## EXERCISE
Images are not part of the copy; write out the rest of the data exactly as given.

Saved entries:

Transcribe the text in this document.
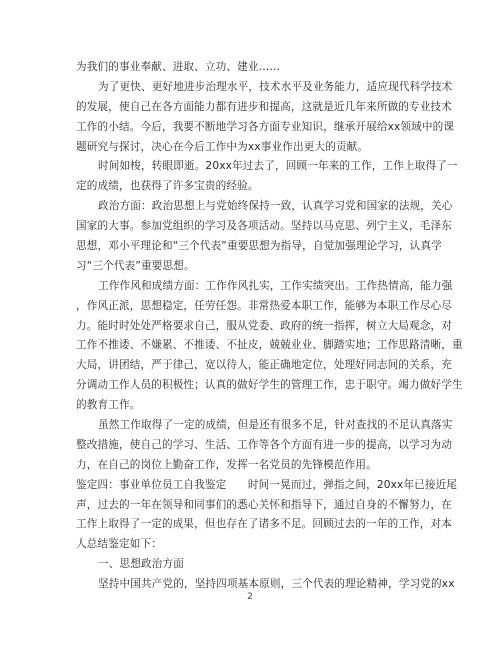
为我们的事业奉献、进取、立功、建业……
为了更快、更好地进步治理水平，技术水平及业务能力，适应现代科学技术
的发展，使自己在各方面能力都有进步和提高，这就是近几年来所做的专业技术
工作的小结。今后，我要不断地学习各方面专业知识，继承开展给xx领域中的课
题研究与探讨，决心在今后工作中为xx事业作出更大的贡献。
时间如梭，转眼即逝。20xx年过去了，回顾一年来的工作，工作上取得了一
定的成绩，也获得了许多宝贵的经验。
政治方面：政治思想上与党始终保持一致，认真学习党和国家的法规，关心
国家的大事。参加党组织的学习及各项活动。坚持以马克思、列宁主义，毛泽东
思想，邓小平理论和“三个代表”重要思想为指导，自觉加强理论学习，认真学
习“三个代表”重要思想。
工作作风和成绩方面：工作作风扎实，工作实绩突出。工作热情高，能力强
，作风正派，思想稳定，任劳任怨。非常热爱本职工作，能够为本职工作尽心尽
力。能时时处处严格要求自己，服从党委、政府的统一指挥，树立大局观念，对
工作不推诿、不嫌累、不推诿、不扯皮，兢兢业业、脚踏实地；工作思路清晰，重
大局，讲团结，严于律己，宽以待人，能正确地定位，处理好同志间的关系，充
分调动工作人员的积极性；认真的做好学生的管理工作，忠于职守。竭力做好学生
的教育工作。
虽然工作取得了一定的成绩，但是还有很多不足，针对查找的不足认真落实
整改措施，使自己的学习、生活、工作等各个方面有进一步的提高，以学习为动
力，在自己的岗位上勤奋工作，发挥一名党员的先锋模范作用。
鉴定四：事业单位员工自我鉴定　　时间一晃而过，弹指之间，20xx年已接近尾
声，过去的一年在领导和同事们的悉心关怀和指导下，通过自身的不懈努力，在
工作上取得了一定的成果，但也存在了诸多不足。回顾过去的一年的工作，对本
人总结鉴定如下：
一、思想政治方面
坚持中国共产党的，坚持四项基本原则，三个代表的理论精神，学习党的xx
2
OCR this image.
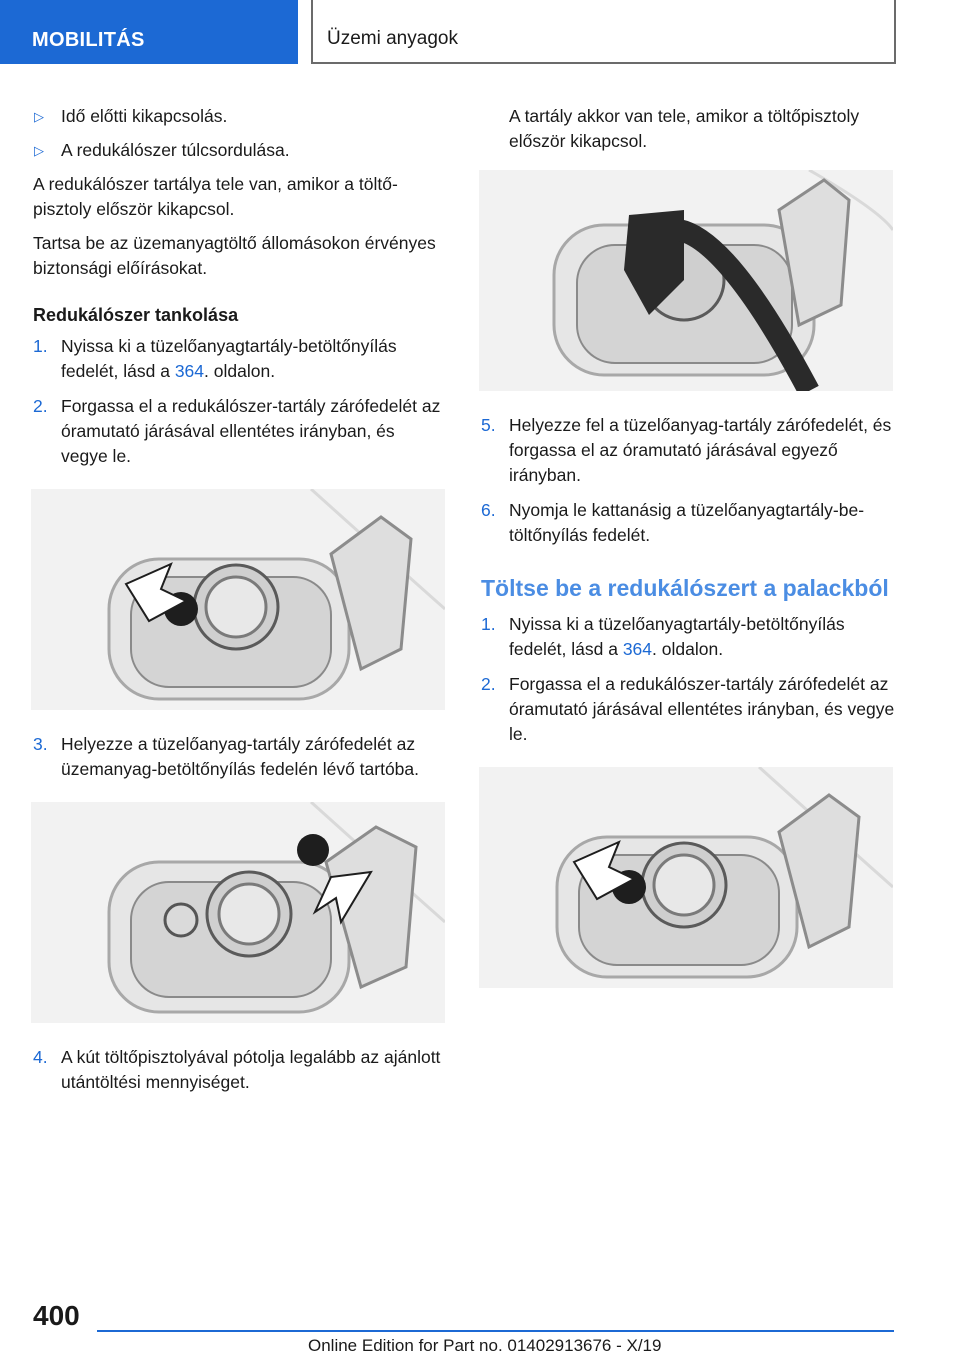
MOBILITÁS	Üzemi anyagok
▷ Idő előtti kikapcsolás.
▷ A redukálószer túlcsordulása.

A redukálószer tartálya tele van, amikor a töltőpisztoly először kikapcsol.

Tartsa be az üzemanyagtöltő állomásokon érvényes biztonsági előírásokat.

Redukálószer tankolása
1. Nyissa ki a tüzelőanyagtartály-betöltőnyílás fedelét, lásd a 364. oldalon.
2. Forgassa el a redukálószer-tartály zárófedelét az óramutató járásával ellentétes irányban, és vegye le.
3. Helyezze a tüzelőanyag-tartály zárófedelét az üzemanyag-betöltőnyílás fedelén lévő tartóba.
4. A kút töltőpisztolyával pótolja legalább az ajánlott utántöltési mennyiséget.

A tartály akkor van tele, amikor a töltőpisztoly először kikapcsol.

5. Helyezze fel a tüzelőanyag-tartály zárófedelét, és forgassa el az óramutató járásával egyező irányban.
6. Nyomja le kattanásig a tüzelőanyagtartály-betöltőnyílás fedelét.
Töltse be a redukálószert a palackból
1. Nyissa ki a tüzelőanyagtartály-betöltőnyílás fedelét, lásd a 364. oldalon.
2. Forgassa el a redukálószer-tartály zárófedelét az óramutató járásával ellentétes irányban, és vegye le.
400
Online Edition for Part no. 01402913676 - X/19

## FINISHED EXERCISE
Transcribe the text in this document.
为我们的事业奉献、进取、立功、建业……
为了更快、更好地进步治理水平，技术水平及业务能力，适应现代科学技术
的发展，使自己在各方面能力都有进步和提高，这就是近几年来所做的专业技术
工作的小结。今后，我要不断地学习各方面专业知识，继承开展给xx领域中的课
题研究与探讨，决心在今后工作中为xx事业作出更大的贡献。
时间如梭，转眼即逝。20xx年过去了，回顾一年来的工作，工作上取得了一
定的成绩，也获得了许多宝贵的经验。
政治方面：政治思想上与党始终保持一致，认真学习党和国家的法规，关心
国家的大事。参加党组织的学习及各项活动。坚持以马克思、列宁主义，毛泽东
思想，邓小平理论和“三个代表”重要思想为指导，自觉加强理论学习，认真学
习“三个代表”重要思想。
工作作风和成绩方面：工作作风扎实，工作实绩突出。工作热情高，能力强
，作风正派，思想稳定，任劳任怨。非常热爱本职工作，能够为本职工作尽心尽
力。能时时处处严格要求自己，服从党委、政府的统一指挥，树立大局观念，对
工作不推诿、不嫌累、不推诿、不扯皮，兢兢业业、脚踏实地；工作思路清晰，重
大局，讲团结，严于律己，宽以待人，能正确地定位，处理好同志间的关系，充
分调动工作人员的积极性；认真的做好学生的管理工作，忠于职守。竭力做好学生
的教育工作。
虽然工作取得了一定的成绩，但是还有很多不足，针对查找的不足认真落实
整改措施，使自己的学习、生活、工作等各个方面有进一步的提高，以学习为动
力，在自己的岗位上勤奋工作，发挥一名党员的先锋模范作用。
鉴定四：事业单位员工自我鉴定　　时间一晃而过，弹指之间，20xx年已接近尾
声，过去的一年在领导和同事们的悉心关怀和指导下，通过自身的不懈努力，在
工作上取得了一定的成果，但也存在了诸多不足。回顾过去的一年的工作，对本
人总结鉴定如下：
一、思想政治方面
坚持中国共产党的，坚持四项基本原则，三个代表的理论精神，学习党的xx
2
OCR this image.
MOBILITÁS	Üzemi anyagok
▷ Idő előtti kikapcsolás.
▷ A redukálószer túlcsordulása.

A redukálószer tartálya tele van, amikor a töltőpisztoly először kikapcsol.

Tartsa be az üzemanyagtöltő állomásokon érvényes biztonsági előírásokat.

Redukálószer tankolása
1. Nyissa ki a tüzelőanyagtartály-betöltőnyílás fedelét, lásd a 364. oldalon.
2. Forgassa el a redukálószer-tartály zárófedelét az óramutató járásával ellentétes irányban, és vegye le.
3. Helyezze a tüzelőanyag-tartály zárófedelét az üzemanyag-betöltőnyílás fedelén lévő tartóba.
4. A kút töltőpisztolyával pótolja legalább az ajánlott utántöltési mennyiséget.

A tartály akkor van tele, amikor a töltőpisztoly először kikapcsol.

5. Helyezze fel a tüzelőanyag-tartály zárófedelét, és forgassa el az óramutató járásával egyező irányban.
6. Nyomja le kattanásig a tüzelőanyagtartály-betöltőnyílás fedelét.
Töltse be a redukálószert a palackból
1. Nyissa ki a tüzelőanyagtartály-betöltőnyílás fedelét, lásd a 364. oldalon.
2. Forgassa el a redukálószer-tartály zárófedelét az óramutató járásával ellentétes irányban, és vegye le.
400
Online Edition for Part no. 01402913676 - X/19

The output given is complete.